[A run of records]
================================
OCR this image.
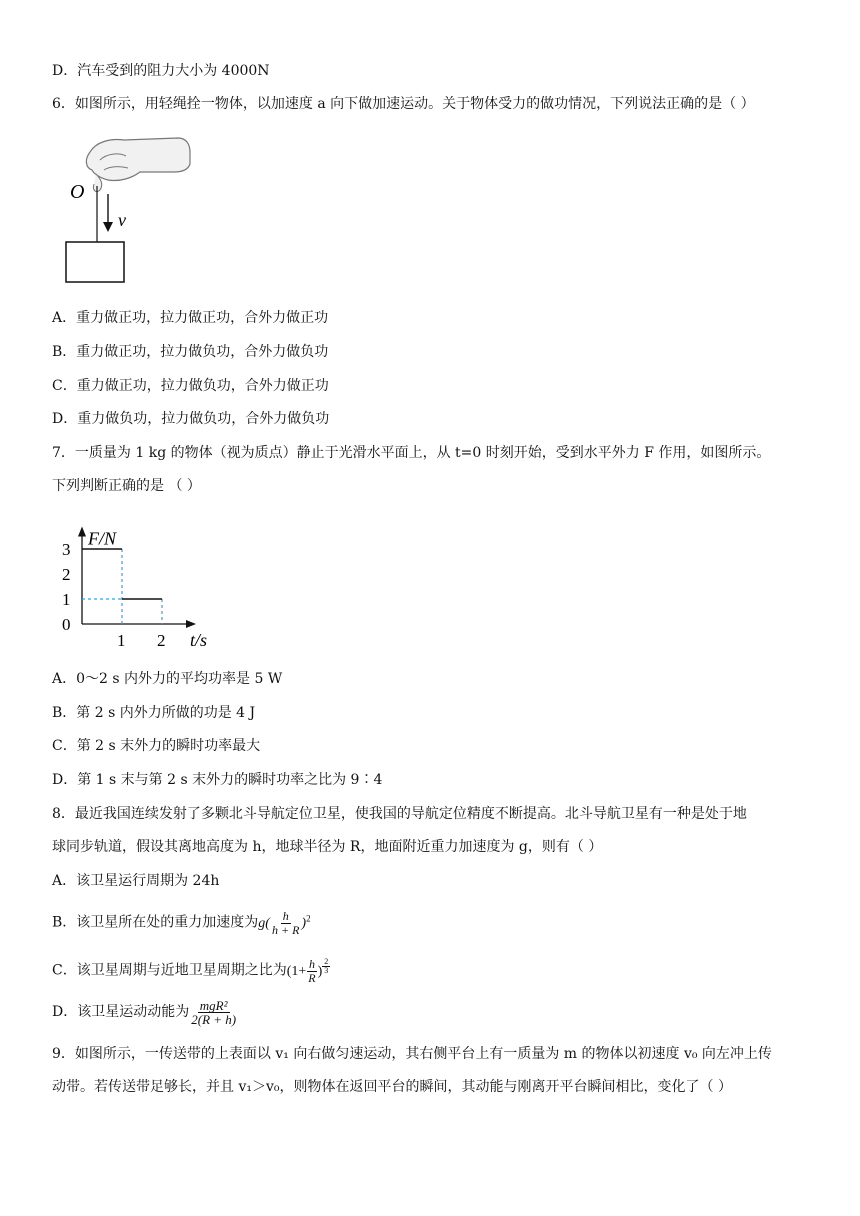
D．汽车受到的阻力大小为 4000N
6．如图所示，用轻绳拴一物体，以加速度 a 向下做加速运动。关于物体受力的做功情况，下列说法正确的是（ ）
O
v
A．重力做正功，拉力做正功，合外力做正功
B．重力做正功，拉力做负功，合外力做负功
C．重力做正功，拉力做负功，合外力做正功
D．重力做负功，拉力做负功，合外力做负功
7．一质量为 1 kg 的物体（视为质点）静止于光滑水平面上，从 t=0 时刻开始，受到水平外力 F 作用，如图所示。
下列判断正确的是 （ ）
F/N
t/s
0
1
2
3
1 2
A．0～2 s 内外力的平均功率是 5 W
B．第 2 s 内外力所做的功是 4 J
C．第 2 s 末外力的瞬时功率最大
D．第 1 s 末与第 2 s 末外力的瞬时功率之比为 9∶4
8．最近我国连续发射了多颗北斗导航定位卫星，使我国的导航定位精度不断提高。北斗导航卫星有一种是处于地
球同步轨道，假设其离地高度为 h，地球半径为 R，地面附近重力加速度为 g，则有（ ）
A．该卫星运行周期为 24h
B．该卫星所在处的重力加速度为$g( \frac{h}{h + R} )^2$
C．该卫星周期与近地卫星周期之比为($1+ \frac{h}{R}$ ) $^{\frac{2}{3}}$
D．该卫星运动动能为 $\frac{\text{mgR²}}{2(R + h)}$
9．如图所示，一传送带的上表面以 v₁ 向右做匀速运动，其右侧平台上有一质量为 m 的物体以初速度 v₀ 向左冲上传
动带。若传送带足够长，并且 v₁＞v₀，则物体在返回平台的瞬间，其动能与刚离开平台瞬间相比，变化了（ ）
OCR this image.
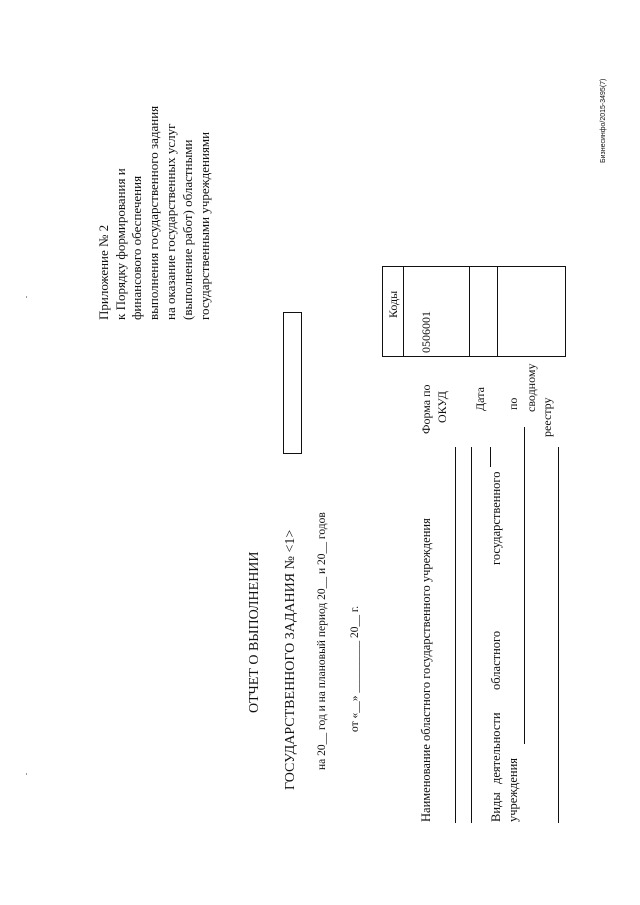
Приложение № 2 к Порядку формирования и финансового обеспечения выполнения государственного задания на оказание государственных услуг (выполнение работ) областными государственными учреждениями
ОТЧЕТ О ВЫПОЛНЕНИИ ГОСУДАРСТВЕННОГО ЗАДАНИЯ № <1> на 20__ год и на плановый период 20__ и 20__ годов от «__» _________ 20__ г.
Коды
0506001
Форма по ОКУД Дата по сводному
реестру
Наименование областного государственного учреждения	Виды
деятельности
областного
государственного
учреждения
Бизнесинфо/2015-3495(7)
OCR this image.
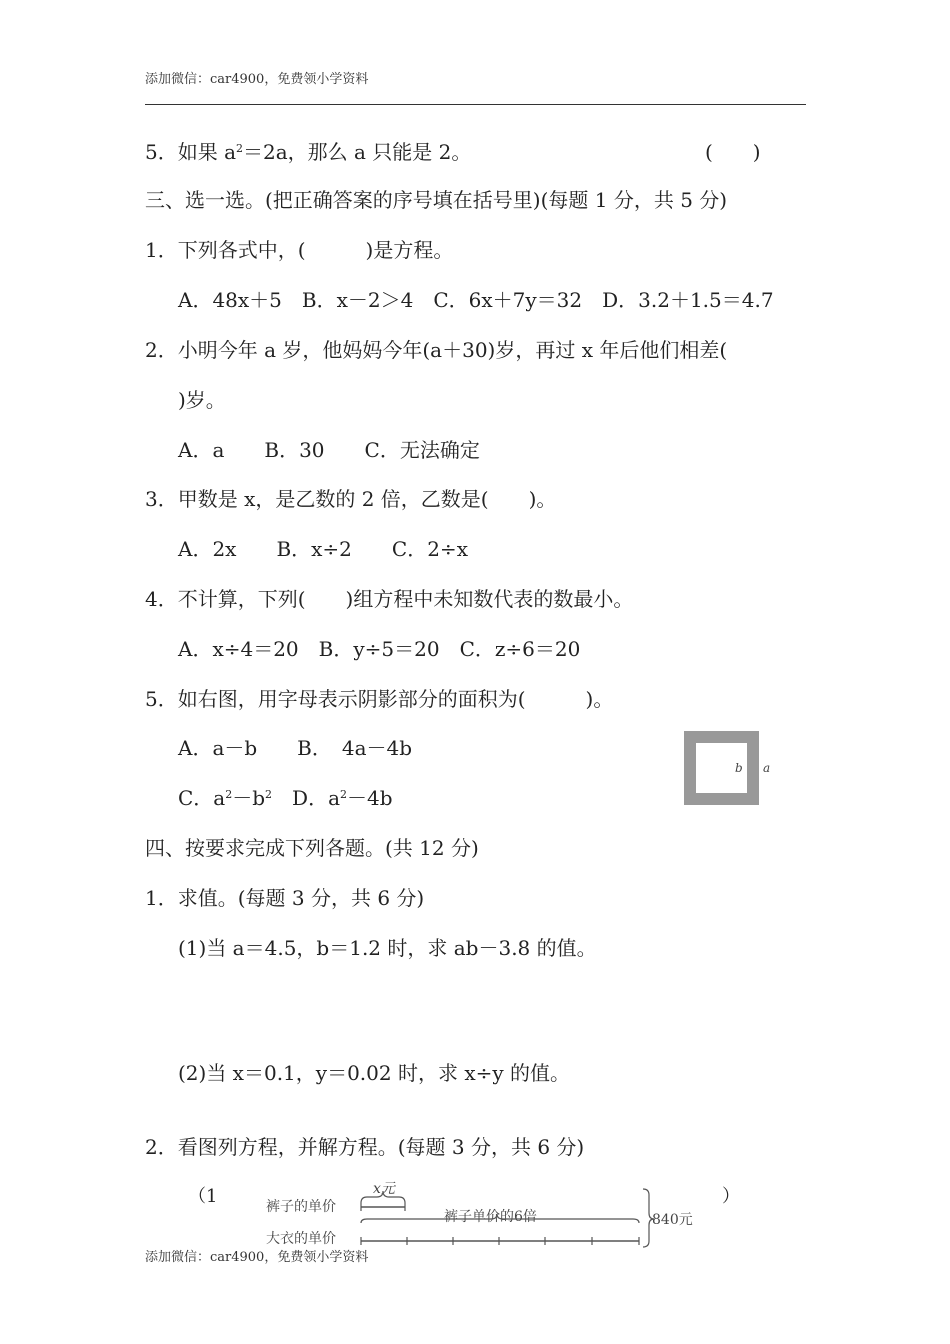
添加微信：car4900，免费领小学资料
5．如果 $a^2=2a$，那么 a 只能是 2。	(　　)
三、选一选。(把正确答案的序号填在括号里)(每题 1 分，共 5 分)
1．下列各式中，(　　　)是方程。
A．48x＋5　B．x－2＞4　C．6x＋7y＝32　D．3.2＋1.5＝4.7
2．小明今年 a 岁，他妈妈今年(a＋30)岁，再过 x 年后他们相差(
)岁。
A．a　　B．30　　C．无法确定
3．甲数是 x，是乙数的 2 倍，乙数是(　　)。
A．2x　　B．x÷2　　C．2÷x
4．不计算，下列(　　)组方程中未知数代表的数最小。
A．x÷4＝20　B．y÷5＝20　C．z÷6＝20
5．如右图，用字母表示阴影部分的面积为(　　　)。
A．a－b　　B．　4a－4b
C．$a^2-b^2$　D．$a^2-4b$
b a
四、按要求完成下列各题。(共 12 分)
1．求值。(每题 3 分，共 6 分)
(1)当 a＝4.5，b＝1.2 时，求 ab－3.8 的值。
(2)当 x＝0.1，y＝0.02 时，求 x÷y 的值。
2．看图列方程，并解方程。(每题 3 分，共 6 分)
（1	）
裤子的单价
x元
大衣的单价
裤子单价的6倍	840元
添加微信：car4900，免费领小学资料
================================
» WHAT IS NEEDED
Repeat the data in full and exactly. Omit pictures.

» WRITTEN ANSWER
OCR this image.
D．汽车受到的阻力大小为 4000N
6．如图所示，用轻绳拴一物体，以加速度 a 向下做加速运动。关于物体受力的做功情况，下列说法正确的是（ ）
O
v
A．重力做正功，拉力做正功，合外力做正功
B．重力做正功，拉力做负功，合外力做负功
C．重力做正功，拉力做负功，合外力做正功
D．重力做负功，拉力做负功，合外力做负功
7．一质量为 1 kg 的物体（视为质点）静止于光滑水平面上，从 t=0 时刻开始，受到水平外力 F 作用，如图所示。
下列判断正确的是 （ ）
F/N
t/s
0
1
2
3
1 2
A．0～2 s 内外力的平均功率是 5 W
B．第 2 s 内外力所做的功是 4 J
C．第 2 s 末外力的瞬时功率最大
D．第 1 s 末与第 2 s 末外力的瞬时功率之比为 9∶4
8．最近我国连续发射了多颗北斗导航定位卫星，使我国的导航定位精度不断提高。北斗导航卫星有一种是处于地
球同步轨道，假设其离地高度为 h，地球半径为 R，地面附近重力加速度为 g，则有（ ）
A．该卫星运行周期为 24h
B．该卫星所在处的重力加速度为$g( \frac{h}{h + R} )^2$
C．该卫星周期与近地卫星周期之比为($1+ \frac{h}{R}$ ) $^{\frac{2}{3}}$
D．该卫星运动动能为 $\frac{\text{mgR²}}{2(R + h)}$
9．如图所示，一传送带的上表面以 v₁ 向右做匀速运动，其右侧平台上有一质量为 m 的物体以初速度 v₀ 向左冲上传
动带。若传送带足够长，并且 v₁＞v₀，则物体在返回平台的瞬间，其动能与刚离开平台瞬间相比，变化了（ ）
OCR this image.
Приложение № 2 к Порядку формирования и финансового обеспечения выполнения государственного задания на оказание государственных услуг (выполнение работ) областными государственными учреждениями
ОТЧЕТ О ВЫПОЛНЕНИИ ГОСУДАРСТВЕННОГО ЗАДАНИЯ № <1> на 20__ год и на плановый период 20__ и 20__ годов от «__» _________ 20__ г.
Коды
0506001
Форма по ОКУД Дата по сводному
реестру
Наименование областного государственного учреждения	Виды
деятельности
областного
государственного
учреждения
Бизнесинфо/2015-3495(7)
OCR this image.
添加微信：car4900，免费领小学资料
5．如果 $a^2=2a$，那么 a 只能是 2。	(　　)
三、选一选。(把正确答案的序号填在括号里)(每题 1 分，共 5 分)
1．下列各式中，(　　　)是方程。
A．48x＋5　B．x－2＞4　C．6x＋7y＝32　D．3.2＋1.5＝4.7
2．小明今年 a 岁，他妈妈今年(a＋30)岁，再过 x 年后他们相差(
)岁。
A．a　　B．30　　C．无法确定
3．甲数是 x，是乙数的 2 倍，乙数是(　　)。
A．2x　　B．x÷2　　C．2÷x
4．不计算，下列(　　)组方程中未知数代表的数最小。
A．x÷4＝20　B．y÷5＝20　C．z÷6＝20
5．如右图，用字母表示阴影部分的面积为(　　　)。
A．a－b　　B．　4a－4b
C．$a^2-b^2$　D．$a^2-4b$
b a
四、按要求完成下列各题。(共 12 分)
1．求值。(每题 3 分，共 6 分)
(1)当 a＝4.5，b＝1.2 时，求 ab－3.8 的值。
(2)当 x＝0.1，y＝0.02 时，求 x÷y 的值。
2．看图列方程，并解方程。(每题 3 分，共 6 分)
（1	）
裤子的单价
x元
大衣的单价
裤子单价的6倍	840元
添加微信：car4900，免费领小学资料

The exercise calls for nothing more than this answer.